*Data entries*.
%%

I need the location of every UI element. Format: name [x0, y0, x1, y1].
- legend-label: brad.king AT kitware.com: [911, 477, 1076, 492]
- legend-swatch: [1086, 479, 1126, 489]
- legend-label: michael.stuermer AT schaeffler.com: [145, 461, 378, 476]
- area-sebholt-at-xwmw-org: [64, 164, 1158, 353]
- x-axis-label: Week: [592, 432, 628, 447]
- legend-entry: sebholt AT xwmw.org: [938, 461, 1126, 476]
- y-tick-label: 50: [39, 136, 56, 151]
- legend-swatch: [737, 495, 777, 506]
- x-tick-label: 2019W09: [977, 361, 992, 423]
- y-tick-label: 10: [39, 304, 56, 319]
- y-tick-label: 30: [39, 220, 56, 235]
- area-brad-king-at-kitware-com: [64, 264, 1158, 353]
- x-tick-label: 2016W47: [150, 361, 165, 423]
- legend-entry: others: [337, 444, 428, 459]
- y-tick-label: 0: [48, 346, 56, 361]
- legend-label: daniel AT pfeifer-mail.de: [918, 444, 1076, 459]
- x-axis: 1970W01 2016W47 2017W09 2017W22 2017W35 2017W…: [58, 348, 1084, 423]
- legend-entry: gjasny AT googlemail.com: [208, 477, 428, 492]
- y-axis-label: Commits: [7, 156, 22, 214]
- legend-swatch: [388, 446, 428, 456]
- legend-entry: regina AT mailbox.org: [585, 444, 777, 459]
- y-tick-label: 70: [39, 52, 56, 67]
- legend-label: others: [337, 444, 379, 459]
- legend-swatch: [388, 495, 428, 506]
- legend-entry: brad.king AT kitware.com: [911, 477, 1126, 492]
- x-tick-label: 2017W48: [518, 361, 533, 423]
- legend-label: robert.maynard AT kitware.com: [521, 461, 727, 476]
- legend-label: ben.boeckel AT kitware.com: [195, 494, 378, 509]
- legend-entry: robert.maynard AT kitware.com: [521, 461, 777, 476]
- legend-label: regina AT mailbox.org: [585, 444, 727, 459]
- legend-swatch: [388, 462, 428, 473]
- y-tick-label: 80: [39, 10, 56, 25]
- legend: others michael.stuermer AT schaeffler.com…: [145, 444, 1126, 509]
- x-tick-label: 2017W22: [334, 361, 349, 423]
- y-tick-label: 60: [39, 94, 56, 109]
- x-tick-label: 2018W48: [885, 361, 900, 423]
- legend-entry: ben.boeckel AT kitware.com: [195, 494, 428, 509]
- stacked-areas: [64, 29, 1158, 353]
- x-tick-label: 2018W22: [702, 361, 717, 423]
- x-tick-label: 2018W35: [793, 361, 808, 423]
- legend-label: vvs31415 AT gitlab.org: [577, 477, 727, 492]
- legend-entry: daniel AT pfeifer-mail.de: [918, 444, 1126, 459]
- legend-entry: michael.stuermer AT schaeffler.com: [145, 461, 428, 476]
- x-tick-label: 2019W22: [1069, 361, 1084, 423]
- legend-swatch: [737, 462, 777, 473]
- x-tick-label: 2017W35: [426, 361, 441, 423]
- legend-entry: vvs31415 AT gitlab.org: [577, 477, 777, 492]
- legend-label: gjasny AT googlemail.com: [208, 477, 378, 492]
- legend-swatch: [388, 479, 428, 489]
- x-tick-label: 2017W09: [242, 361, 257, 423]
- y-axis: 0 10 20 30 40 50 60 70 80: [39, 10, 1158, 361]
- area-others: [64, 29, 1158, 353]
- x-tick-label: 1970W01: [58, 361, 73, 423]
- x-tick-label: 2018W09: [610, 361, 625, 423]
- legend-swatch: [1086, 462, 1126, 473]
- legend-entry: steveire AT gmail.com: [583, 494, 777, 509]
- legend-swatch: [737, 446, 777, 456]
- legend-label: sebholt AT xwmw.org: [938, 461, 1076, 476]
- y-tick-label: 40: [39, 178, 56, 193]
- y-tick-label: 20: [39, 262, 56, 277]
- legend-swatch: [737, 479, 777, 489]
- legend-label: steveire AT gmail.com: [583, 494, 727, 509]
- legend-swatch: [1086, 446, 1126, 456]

%%

*Problem*. Rewrite the lines above as a numbered list, dropping any blank lines.

*Result of the task*.
1. I need the location of every UI element. Format: name [x0, y0, x1, y1].
2. - legend-label: brad.king AT kitware.com: [911, 477, 1076, 492]
3. - legend-swatch: [1086, 479, 1126, 489]
4. - legend-label: michael.stuermer AT schaeffler.com: [145, 461, 378, 476]
5. - area-sebholt-at-xwmw-org: [64, 164, 1158, 353]
6. - x-axis-label: Week: [592, 432, 628, 447]
7. - legend-entry: sebholt AT xwmw.org: [938, 461, 1126, 476]
8. - y-tick-label: 50: [39, 136, 56, 151]
9. - legend-swatch: [737, 495, 777, 506]
10. - x-tick-label: 2019W09: [977, 361, 992, 423]
11. - y-tick-label: 10: [39, 304, 56, 319]
12. - y-tick-label: 30: [39, 220, 56, 235]
13. - area-brad-king-at-kitware-com: [64, 264, 1158, 353]
14. - x-tick-label: 2016W47: [150, 361, 165, 423]
15. - legend-entry: others: [337, 444, 428, 459]
16. - y-tick-label: 0: [48, 346, 56, 361]
17. - legend-label: daniel AT pfeifer-mail.de: [918, 444, 1076, 459]
18. - x-axis: 1970W01 2016W47 2017W09 2017W22 2017W35 2017W…: [58, 348, 1084, 423]
19. - legend-entry: gjasny AT googlemail.com: [208, 477, 428, 492]
20. - y-axis-label: Commits: [7, 156, 22, 214]
21. - legend-swatch: [388, 446, 428, 456]
22. - legend-entry: regina AT mailbox.org: [585, 444, 777, 459]
23. - y-tick-label: 70: [39, 52, 56, 67]
24. - legend-label: others: [337, 444, 379, 459]
25. - legend-swatch: [388, 495, 428, 506]
26. - legend-entry: brad.king AT kitware.com: [911, 477, 1126, 492]
27. - x-tick-label: 2017W48: [518, 361, 533, 423]
28. - legend-label: robert.maynard AT kitware.com: [521, 461, 727, 476]
29. - legend-label: ben.boeckel AT kitware.com: [195, 494, 378, 509]
30. - legend-entry: robert.maynard AT kitware.com: [521, 461, 777, 476]
31. - legend-label: regina AT mailbox.org: [585, 444, 727, 459]
32. - legend-swatch: [388, 462, 428, 473]
33. - y-tick-label: 80: [39, 10, 56, 25]
34. - legend: others michael.stuermer AT schaeffler.com…: [145, 444, 1126, 509]
35. - x-tick-label: 2017W22: [334, 361, 349, 423]
36. - y-tick-label: 60: [39, 94, 56, 109]
37. - x-tick-label: 2018W48: [885, 361, 900, 423]
38. - legend-entry: ben.boeckel AT kitware.com: [195, 494, 428, 509]
39. - stacked-areas: [64, 29, 1158, 353]
40. - x-tick-label: 2018W22: [702, 361, 717, 423]
41. - x-tick-label: 2018W35: [793, 361, 808, 423]
42. - legend-label: vvs31415 AT gitlab.org: [577, 477, 727, 492]
43. - legend-entry: daniel AT pfeifer-mail.de: [918, 444, 1126, 459]
44. - legend-entry: michael.stuermer AT schaeffler.com: [145, 461, 428, 476]
45. - x-tick-label: 2019W22: [1069, 361, 1084, 423]
46. - legend-swatch: [737, 462, 777, 473]
47. - x-tick-label: 2017W35: [426, 361, 441, 423]
48. - legend-entry: vvs31415 AT gitlab.org: [577, 477, 777, 492]
49. - legend-label: gjasny AT googlemail.com: [208, 477, 378, 492]
50. - legend-swatch: [388, 479, 428, 489]
51. - x-tick-label: 2017W09: [242, 361, 257, 423]
52. - y-axis: 0 10 20 30 40 50 60 70 80: [39, 10, 1158, 361]
53. - area-others: [64, 29, 1158, 353]
54. - x-tick-label: 1970W01: [58, 361, 73, 423]
55. - x-tick-label: 2018W09: [610, 361, 625, 423]
56. - legend-swatch: [1086, 462, 1126, 473]
57. - legend-entry: steveire AT gmail.com: [583, 494, 777, 509]
58. - legend-swatch: [737, 446, 777, 456]
59. - legend-label: sebholt AT xwmw.org: [938, 461, 1076, 476]
60. - y-tick-label: 40: [39, 178, 56, 193]
61. - y-tick-label: 20: [39, 262, 56, 277]
62. - legend-swatch: [737, 479, 777, 489]
63. - legend-label: steveire AT gmail.com: [583, 494, 727, 509]
64. - legend-swatch: [1086, 446, 1126, 456]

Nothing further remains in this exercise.